**WHAT YOU ARE ASKED TO DO:** Extract each line where the string "image" shows up.

** Begin PROVIDED MATERIAL **

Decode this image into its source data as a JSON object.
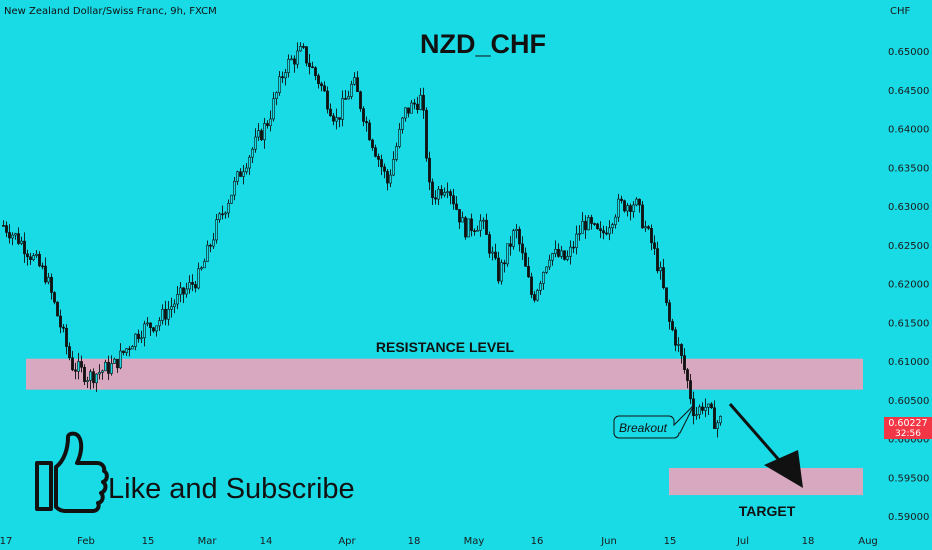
{
  "chart_data": {
    "type": "candlestick",
    "legend_text": "New Zealand Dollar/Swiss Franc, 9h, FXCM",
    "title": "NZD_CHF",
    "currency_label": "CHF",
    "y_ticks": [
      "0.65000",
      "0.64500",
      "0.64000",
      "0.63500",
      "0.63000",
      "0.62500",
      "0.62000",
      "0.61500",
      "0.61000",
      "0.60500",
      "0.60000",
      "0.59500",
      "0.59000"
    ],
    "y_tick_values": [
      0.65,
      0.645,
      0.64,
      0.635,
      0.63,
      0.625,
      0.62,
      0.615,
      0.61,
      0.605,
      0.6,
      0.595,
      0.59
    ],
    "ylim": [
      0.5875,
      0.6525
    ],
    "x_ticks": [
      "17",
      "Feb",
      "15",
      "Mar",
      "14",
      "Apr",
      "18",
      "May",
      "16",
      "Jun",
      "15",
      "Jul",
      "18",
      "Aug"
    ],
    "current_price": "0.60227",
    "countdown": "32:56",
    "price_anchors": [
      [
        0.0,
        0.6275
      ],
      [
        0.02,
        0.6255
      ],
      [
        0.05,
        0.621
      ],
      [
        0.08,
        0.6095
      ],
      [
        0.1,
        0.608
      ],
      [
        0.13,
        0.6095
      ],
      [
        0.16,
        0.614
      ],
      [
        0.18,
        0.615
      ],
      [
        0.2,
        0.6175
      ],
      [
        0.23,
        0.621
      ],
      [
        0.25,
        0.6275
      ],
      [
        0.28,
        0.635
      ],
      [
        0.31,
        0.641
      ],
      [
        0.33,
        0.648
      ],
      [
        0.35,
        0.65
      ],
      [
        0.37,
        0.646
      ],
      [
        0.39,
        0.641
      ],
      [
        0.41,
        0.646
      ],
      [
        0.43,
        0.639
      ],
      [
        0.45,
        0.633
      ],
      [
        0.47,
        0.642
      ],
      [
        0.49,
        0.644
      ],
      [
        0.5,
        0.631
      ],
      [
        0.52,
        0.633
      ],
      [
        0.54,
        0.627
      ],
      [
        0.56,
        0.628
      ],
      [
        0.58,
        0.621
      ],
      [
        0.6,
        0.627
      ],
      [
        0.62,
        0.618
      ],
      [
        0.64,
        0.624
      ],
      [
        0.66,
        0.623
      ],
      [
        0.68,
        0.628
      ],
      [
        0.7,
        0.626
      ],
      [
        0.72,
        0.63
      ],
      [
        0.74,
        0.6305
      ],
      [
        0.76,
        0.625
      ],
      [
        0.77,
        0.621
      ],
      [
        0.78,
        0.615
      ],
      [
        0.79,
        0.612
      ],
      [
        0.8,
        0.608
      ],
      [
        0.81,
        0.603
      ],
      [
        0.82,
        0.6045
      ],
      [
        0.835,
        0.602
      ],
      [
        0.84,
        0.6023
      ]
    ],
    "zones": [
      {
        "name": "resistance",
        "label": "RESISTANCE LEVEL",
        "from": 0.6063,
        "to": 0.6103,
        "color": "#d8a8c1"
      },
      {
        "name": "target",
        "label": "TARGET",
        "from": 0.5927,
        "to": 0.5962,
        "color": "#d8a8c1"
      }
    ],
    "annotation": "Breakout",
    "cta": "Like and Subscribe",
    "colors": {
      "background": "#19dbe6",
      "candle": "#111111",
      "price_tag": "#f23645"
    }
  }
}
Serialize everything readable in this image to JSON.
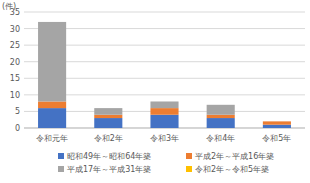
{
  "chart_data": {
    "type": "bar",
    "stacked": true,
    "grid": true,
    "legend": "bottom",
    "y_label": "(件)",
    "categories": [
      "令和元年",
      "令和2年",
      "令和3年",
      "令和4年",
      "令和5年"
    ],
    "series": [
      {
        "name": "昭和49年～昭和64年築",
        "color": "#4472c4",
        "values": [
          6,
          3,
          4,
          3,
          1
        ]
      },
      {
        "name": "平成2年～平成16年築",
        "color": "#ed7d31",
        "values": [
          2,
          1,
          2,
          1,
          1
        ]
      },
      {
        "name": "平成17年～平成31年築",
        "color": "#a5a5a5",
        "values": [
          24,
          2,
          2,
          3,
          0
        ]
      },
      {
        "name": "令和2年～令和5年築",
        "color": "#ffc000",
        "values": [
          0,
          0,
          0,
          0,
          0
        ]
      }
    ],
    "ylim": [
      0,
      35
    ],
    "yticks": [
      0,
      5,
      10,
      15,
      20,
      25,
      30,
      35
    ]
  }
}
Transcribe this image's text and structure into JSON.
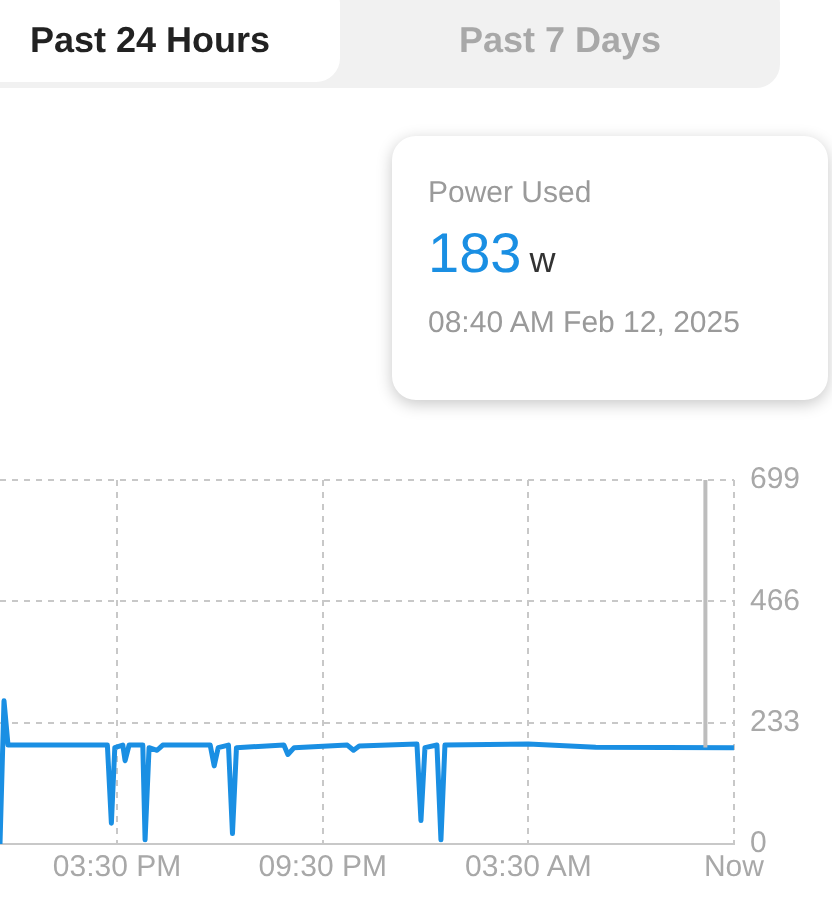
{
  "chart_data": {
    "type": "line",
    "annotations": [
      "Past 24 Hours",
      "Past 7 Days",
      "Power Used",
      "183",
      "w",
      "08:40 AM  Feb 12, 2025"
    ],
    "x": [
      "2025-02-11T12:05",
      "2025-02-11T12:12",
      "2025-02-11T12:19",
      "2025-02-11T15:13",
      "2025-02-11T15:20",
      "2025-02-11T15:26",
      "2025-02-11T15:40",
      "2025-02-11T15:44",
      "2025-02-11T15:51",
      "2025-02-11T16:15",
      "2025-02-11T16:19",
      "2025-02-11T16:26",
      "2025-02-11T16:40",
      "2025-02-11T16:50",
      "2025-02-11T18:13",
      "2025-02-11T18:20",
      "2025-02-11T18:27",
      "2025-02-11T18:45",
      "2025-02-11T18:52",
      "2025-02-11T18:59",
      "2025-02-11T20:22",
      "2025-02-11T20:29",
      "2025-02-11T20:40",
      "2025-02-11T22:13",
      "2025-02-11T22:24",
      "2025-02-11T22:34",
      "2025-02-12T00:15",
      "2025-02-12T00:22",
      "2025-02-12T00:29",
      "2025-02-12T00:50",
      "2025-02-12T00:57",
      "2025-02-12T01:04",
      "2025-02-12T03:30",
      "2025-02-12T05:28",
      "2025-02-12T09:30"
    ],
    "series": [
      {
        "color": "#1a8fe3",
        "values": [
          0,
          275,
          190,
          190,
          40,
          185,
          190,
          160,
          190,
          190,
          8,
          185,
          180,
          190,
          190,
          150,
          185,
          190,
          20,
          185,
          190,
          172,
          185,
          190,
          180,
          188,
          192,
          45,
          185,
          190,
          8,
          190,
          192,
          186,
          185
        ]
      }
    ],
    "xlim": [
      "2025-02-11T12:05",
      "2025-02-12T09:30"
    ],
    "xticks": [
      {
        "value": "2025-02-11T15:30",
        "label": "03:30 PM"
      },
      {
        "value": "2025-02-11T21:30",
        "label": "09:30 PM"
      },
      {
        "value": "2025-02-12T03:30",
        "label": "03:30 AM"
      },
      {
        "value": "2025-02-12T09:30",
        "label": "Now"
      }
    ],
    "ylim": [
      0,
      699
    ],
    "yticks": [
      0,
      233,
      466,
      699
    ],
    "ref_lines": [
      {
        "axis": "x",
        "value": "2025-02-12T08:40",
        "color": "#bdbdbd"
      }
    ],
    "grid": true,
    "legend": false,
    "marker": "none",
    "line_style": "solid"
  }
}
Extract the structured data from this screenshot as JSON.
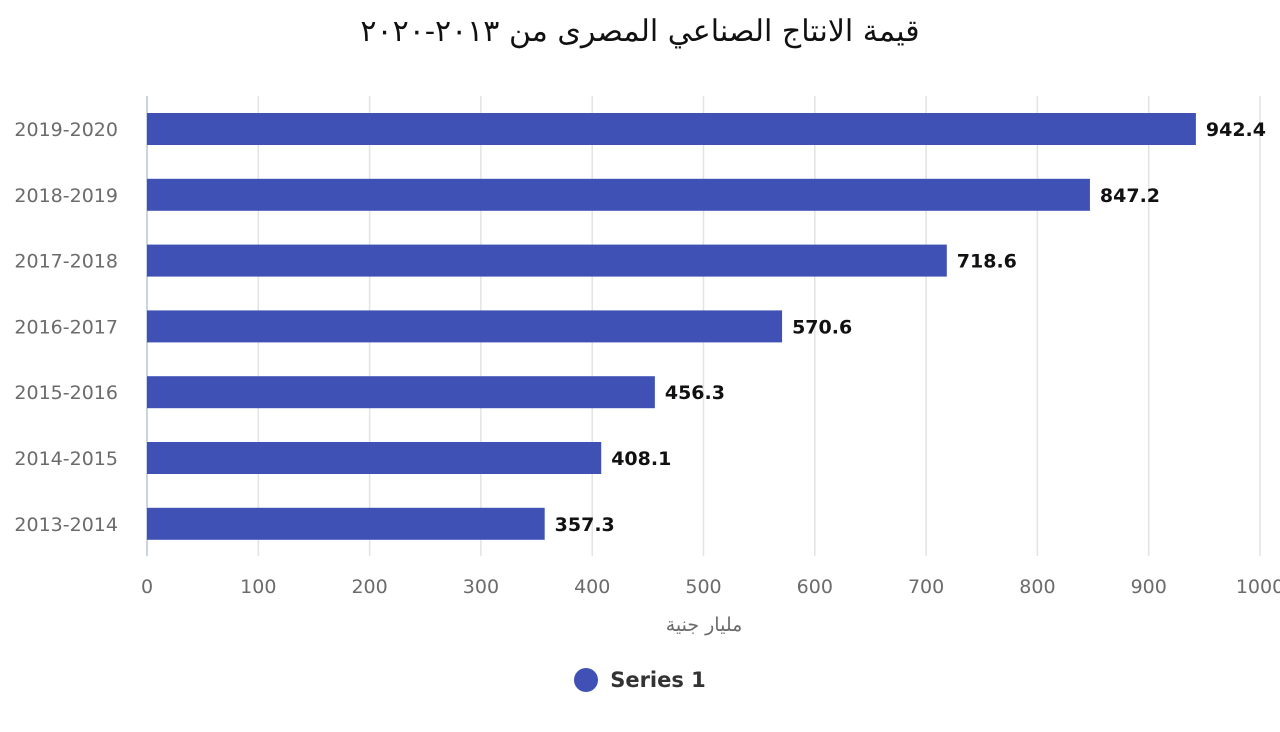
{
  "chart_data": {
    "type": "bar",
    "orientation": "horizontal",
    "title": "قيمة الانتاج الصناعي المصرى من ٢٠١٣-٢٠٢٠",
    "xlabel": "مليار جنية",
    "ylabel": "",
    "xlim": [
      0,
      1000
    ],
    "xticks": [
      "0",
      "100",
      "200",
      "300",
      "400",
      "500",
      "600",
      "700",
      "800",
      "900",
      "1000"
    ],
    "grid": "vertical",
    "legend_position": "bottom-center",
    "bar_color": "#3f51b5",
    "categories": [
      "2019-2020",
      "2018-2019",
      "2017-2018",
      "2016-2017",
      "2015-2016",
      "2014-2015",
      "2013-2014"
    ],
    "series": [
      {
        "name": "Series 1",
        "values": [
          942.4,
          847.2,
          718.6,
          570.6,
          456.3,
          408.1,
          357.3
        ],
        "value_labels": [
          "942.4",
          "847.2",
          "718.6",
          "570.6",
          "456.3",
          "408.1",
          "357.3"
        ]
      }
    ]
  }
}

** End PROVIDED MATERIAL **

**EXERCISE SOLUTION:**
Decode this image into its source data as a JSON object.
Serialize everything readable in this image to JSON.
Transcribe this image's text and structure into JSON.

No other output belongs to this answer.